→ **STATED EXERCISE**: Go through the data below and gather each line containing "меры".

→ **EXERCISE INPUT**:

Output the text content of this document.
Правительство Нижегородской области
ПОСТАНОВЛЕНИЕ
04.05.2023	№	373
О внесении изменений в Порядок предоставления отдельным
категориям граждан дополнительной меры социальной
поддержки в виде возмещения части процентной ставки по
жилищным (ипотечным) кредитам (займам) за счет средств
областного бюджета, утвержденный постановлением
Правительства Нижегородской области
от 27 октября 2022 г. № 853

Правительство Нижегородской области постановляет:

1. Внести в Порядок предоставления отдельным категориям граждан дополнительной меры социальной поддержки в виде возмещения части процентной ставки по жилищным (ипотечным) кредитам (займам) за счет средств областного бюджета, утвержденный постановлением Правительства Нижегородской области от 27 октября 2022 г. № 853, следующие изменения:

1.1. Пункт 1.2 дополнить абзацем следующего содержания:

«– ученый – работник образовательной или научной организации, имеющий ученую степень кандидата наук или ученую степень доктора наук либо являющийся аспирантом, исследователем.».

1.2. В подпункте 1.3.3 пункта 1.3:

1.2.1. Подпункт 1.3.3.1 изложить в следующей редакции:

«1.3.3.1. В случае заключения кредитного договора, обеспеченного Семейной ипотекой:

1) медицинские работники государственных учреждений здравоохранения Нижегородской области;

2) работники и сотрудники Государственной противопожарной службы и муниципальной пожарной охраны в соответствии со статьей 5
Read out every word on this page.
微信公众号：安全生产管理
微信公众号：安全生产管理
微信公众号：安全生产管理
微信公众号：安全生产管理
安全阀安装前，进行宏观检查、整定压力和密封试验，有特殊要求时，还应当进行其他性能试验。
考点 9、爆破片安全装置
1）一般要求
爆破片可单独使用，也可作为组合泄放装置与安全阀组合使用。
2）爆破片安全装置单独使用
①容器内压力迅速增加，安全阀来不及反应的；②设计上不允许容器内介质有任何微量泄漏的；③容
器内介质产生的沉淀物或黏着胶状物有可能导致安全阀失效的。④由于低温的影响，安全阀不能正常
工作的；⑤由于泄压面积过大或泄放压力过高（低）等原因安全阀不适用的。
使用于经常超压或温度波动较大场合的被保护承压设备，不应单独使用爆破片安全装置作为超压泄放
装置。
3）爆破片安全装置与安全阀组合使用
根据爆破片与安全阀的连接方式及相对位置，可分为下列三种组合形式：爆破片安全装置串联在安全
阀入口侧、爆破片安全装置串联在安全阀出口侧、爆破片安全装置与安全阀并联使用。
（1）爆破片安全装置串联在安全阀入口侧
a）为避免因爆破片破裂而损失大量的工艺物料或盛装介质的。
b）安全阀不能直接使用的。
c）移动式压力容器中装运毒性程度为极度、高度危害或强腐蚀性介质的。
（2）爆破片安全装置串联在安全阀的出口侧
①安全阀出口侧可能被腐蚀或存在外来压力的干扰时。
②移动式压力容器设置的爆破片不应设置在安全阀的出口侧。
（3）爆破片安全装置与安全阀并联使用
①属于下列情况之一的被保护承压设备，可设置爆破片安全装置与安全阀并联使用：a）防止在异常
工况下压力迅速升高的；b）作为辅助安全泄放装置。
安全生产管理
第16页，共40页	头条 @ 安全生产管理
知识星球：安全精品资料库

→ **RESULT OF THIS TASK**:
категориям граждан дополнительной меры социальной
1. Внести в Порядок предоставления отдельным категориям граждан дополнительной меры социальной поддержки в виде возмещения части процентной ставки по жилищным (ипотечным) кредитам (займам) за счет средств областного бюджета, утвержденный постановлением Правительства Нижегородской области от 27 октября 2022 г. № 853, следующие изменения:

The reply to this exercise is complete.